** START Data to process **

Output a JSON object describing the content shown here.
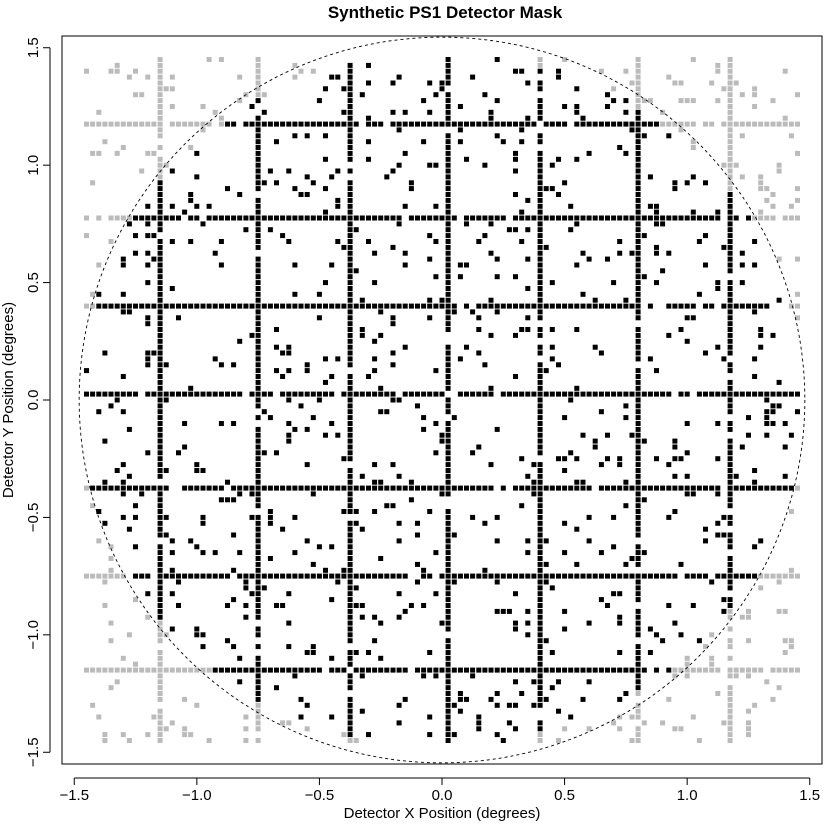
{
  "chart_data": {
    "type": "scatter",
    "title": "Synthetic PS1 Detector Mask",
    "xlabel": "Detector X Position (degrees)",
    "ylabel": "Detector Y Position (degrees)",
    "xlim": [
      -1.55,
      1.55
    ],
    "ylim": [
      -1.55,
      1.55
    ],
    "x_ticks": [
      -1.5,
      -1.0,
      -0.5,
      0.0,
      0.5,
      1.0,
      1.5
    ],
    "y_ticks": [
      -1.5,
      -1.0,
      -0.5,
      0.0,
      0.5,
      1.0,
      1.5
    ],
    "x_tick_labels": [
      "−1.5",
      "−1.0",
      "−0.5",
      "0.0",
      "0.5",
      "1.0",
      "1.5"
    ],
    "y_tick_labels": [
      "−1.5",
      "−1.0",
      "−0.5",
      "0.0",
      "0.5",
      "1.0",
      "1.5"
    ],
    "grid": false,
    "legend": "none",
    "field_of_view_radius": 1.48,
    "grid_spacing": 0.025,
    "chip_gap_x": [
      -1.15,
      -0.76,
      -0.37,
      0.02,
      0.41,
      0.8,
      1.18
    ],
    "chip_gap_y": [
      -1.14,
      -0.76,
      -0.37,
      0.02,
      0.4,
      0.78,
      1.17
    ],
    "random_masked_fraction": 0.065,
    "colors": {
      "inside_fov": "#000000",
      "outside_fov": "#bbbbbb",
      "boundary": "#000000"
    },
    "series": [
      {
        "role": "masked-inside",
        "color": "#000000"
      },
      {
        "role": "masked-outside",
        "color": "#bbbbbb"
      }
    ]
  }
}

** END Data to process **

Task description
Look through the records and gather every line containing "role".

Task response
        "role": "masked-inside",
        "role": "masked-outside",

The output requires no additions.